* SOURCE EXTRACT

_ _ _ _ _

That doesn't solve the problem with pd.Series({np.nan: 1, 2:2}, index=[1, np.nan,]), but would already solve the majority of the cases I think?

toobaz · 2017-11-27T09:09:53Z

If index was passed, we do want to do dict-lookup (as otherwise it could potentially give a performance bottleneck) -> current code. If index is not passed, we can just get the keys, values of the full dict (as we want all those anyway, so no need to then do a dict-lookup for each key).

In my current version the lookup is not a bottleneck because it is just an iteration on keys/values, precisely what is needed anyway in the "no index" case (where, by the way, no reindexing happens because the indexes are identical()). However, still in the "no index" case, keys are being iterated twice, and I can fix this at the cost of few lines in Series.__init__.

toobaz · 2017-11-28T23:58:49Z

pandas/tests/series/test_combine_concat.py

@@ -181,7 +181,7 @@ def test_concat_empty_series_dtypes(self):
        # categorical
        assert pd.concat([Series(dtype='category'),
                          Series(dtype='category')]).dtype == 'category'
-        assert pd.concat([Series(dtype='category'),
+        assert pd.concat([Series(np.array([]), dtype='category'),


maybe add this issue number here as well

toobaz · 2017-11-29T07:11:28Z

@jreback ping

jreback

much simpler thanks, some comments.

jreback · 2017-11-29T11:51:32Z

pandas/core/series.py

@@ -303,6 +293,23 @@ def _can_hold_na(self):

    _index = None

+    def _init_from_dict(self, data, index, dtype):
+        # Looking for NaN in dict doesn't work ({np.nan : 1}[float('nan')]


can you make this a proper doc-string

Just to double check: given the size of the method now, do you still prefer it isolated (rather than having exactly the same lines of code in __init__)?

yes absolutely, having these separate makes them much easier to grok.

jreback · 2017-11-29T11:52:21Z

pandas/core/series.py

+            keys, values = zip(*compat.iteritems(data))
+        else:
+            keys, values = [], []
+        s = Series(values, index=keys, dtype=dtype)

_ _ _ _ _

Records of element boxes:
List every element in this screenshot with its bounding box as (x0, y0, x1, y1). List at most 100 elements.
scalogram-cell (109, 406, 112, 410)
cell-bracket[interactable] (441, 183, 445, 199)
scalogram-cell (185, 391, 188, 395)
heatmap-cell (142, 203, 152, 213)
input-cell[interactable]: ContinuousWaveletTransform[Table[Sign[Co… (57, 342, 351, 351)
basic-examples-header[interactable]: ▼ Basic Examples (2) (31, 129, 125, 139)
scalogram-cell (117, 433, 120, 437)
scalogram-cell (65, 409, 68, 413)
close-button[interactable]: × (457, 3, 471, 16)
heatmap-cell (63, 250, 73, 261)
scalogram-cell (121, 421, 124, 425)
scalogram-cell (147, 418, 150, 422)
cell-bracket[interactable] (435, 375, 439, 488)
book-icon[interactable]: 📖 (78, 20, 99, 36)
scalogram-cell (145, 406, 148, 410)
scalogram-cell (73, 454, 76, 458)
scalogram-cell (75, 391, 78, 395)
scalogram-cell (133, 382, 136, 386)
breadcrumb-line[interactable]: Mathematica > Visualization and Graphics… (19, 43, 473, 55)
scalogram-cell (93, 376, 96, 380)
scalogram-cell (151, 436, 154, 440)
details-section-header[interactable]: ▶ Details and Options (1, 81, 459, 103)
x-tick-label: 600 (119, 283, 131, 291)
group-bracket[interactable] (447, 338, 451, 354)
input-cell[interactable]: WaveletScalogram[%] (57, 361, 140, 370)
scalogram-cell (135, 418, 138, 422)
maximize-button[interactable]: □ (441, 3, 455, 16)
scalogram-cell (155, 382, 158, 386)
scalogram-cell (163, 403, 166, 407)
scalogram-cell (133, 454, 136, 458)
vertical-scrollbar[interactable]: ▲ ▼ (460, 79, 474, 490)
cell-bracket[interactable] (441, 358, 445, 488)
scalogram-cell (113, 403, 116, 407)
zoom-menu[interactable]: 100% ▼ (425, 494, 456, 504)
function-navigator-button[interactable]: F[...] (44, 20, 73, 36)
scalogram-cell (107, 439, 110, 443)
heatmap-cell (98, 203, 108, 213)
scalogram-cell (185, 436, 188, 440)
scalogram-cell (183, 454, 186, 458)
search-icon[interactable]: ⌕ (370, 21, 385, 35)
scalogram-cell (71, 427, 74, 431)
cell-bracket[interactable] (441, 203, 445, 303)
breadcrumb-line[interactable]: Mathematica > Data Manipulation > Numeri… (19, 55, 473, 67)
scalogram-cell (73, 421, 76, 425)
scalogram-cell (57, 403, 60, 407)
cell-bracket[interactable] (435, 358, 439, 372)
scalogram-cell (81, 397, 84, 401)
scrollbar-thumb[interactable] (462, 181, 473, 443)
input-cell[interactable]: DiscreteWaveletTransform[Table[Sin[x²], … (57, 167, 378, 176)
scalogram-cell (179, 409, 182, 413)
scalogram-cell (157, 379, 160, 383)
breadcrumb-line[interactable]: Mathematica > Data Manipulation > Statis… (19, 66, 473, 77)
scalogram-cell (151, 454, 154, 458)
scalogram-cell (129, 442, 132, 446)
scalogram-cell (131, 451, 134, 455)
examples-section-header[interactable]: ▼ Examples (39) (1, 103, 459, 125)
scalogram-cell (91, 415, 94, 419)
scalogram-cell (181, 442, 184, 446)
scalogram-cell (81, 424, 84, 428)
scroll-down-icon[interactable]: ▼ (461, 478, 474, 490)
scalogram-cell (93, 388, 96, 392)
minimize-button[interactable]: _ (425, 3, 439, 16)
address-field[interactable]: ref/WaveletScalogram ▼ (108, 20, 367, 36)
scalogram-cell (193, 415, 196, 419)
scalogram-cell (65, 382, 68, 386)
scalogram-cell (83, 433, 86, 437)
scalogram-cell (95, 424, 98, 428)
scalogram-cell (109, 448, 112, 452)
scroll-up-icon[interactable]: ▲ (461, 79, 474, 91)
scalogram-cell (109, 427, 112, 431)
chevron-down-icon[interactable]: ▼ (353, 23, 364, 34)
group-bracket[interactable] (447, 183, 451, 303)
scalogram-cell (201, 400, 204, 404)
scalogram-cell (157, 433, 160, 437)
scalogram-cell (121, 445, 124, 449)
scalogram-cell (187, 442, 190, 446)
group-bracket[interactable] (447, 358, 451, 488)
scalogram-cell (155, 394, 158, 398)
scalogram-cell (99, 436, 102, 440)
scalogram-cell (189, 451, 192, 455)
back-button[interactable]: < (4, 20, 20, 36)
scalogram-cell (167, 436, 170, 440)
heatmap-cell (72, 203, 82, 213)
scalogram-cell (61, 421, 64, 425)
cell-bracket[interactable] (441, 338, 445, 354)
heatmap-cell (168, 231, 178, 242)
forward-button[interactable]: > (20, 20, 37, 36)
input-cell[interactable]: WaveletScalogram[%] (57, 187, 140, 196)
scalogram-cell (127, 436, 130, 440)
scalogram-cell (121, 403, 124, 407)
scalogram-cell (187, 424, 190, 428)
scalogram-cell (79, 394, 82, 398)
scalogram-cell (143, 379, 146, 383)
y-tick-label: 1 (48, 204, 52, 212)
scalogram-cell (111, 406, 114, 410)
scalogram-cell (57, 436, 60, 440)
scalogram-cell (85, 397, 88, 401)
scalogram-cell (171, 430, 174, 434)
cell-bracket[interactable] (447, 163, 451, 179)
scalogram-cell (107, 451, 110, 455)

_ _ _ _ _

* TASK TO COMPLETE
Reproduce the passage of the code review thread between "If index was" and "for each key).", inclusive.

* FULL ANSWER
If index was passed, we do want to do dict-lookup (as otherwise it could potentially give a performance bottleneck) -> current code. If index is not passed, we can just get the keys, values of the full dict (as we want all those anyway, so no need to then do a dict-lookup for each key).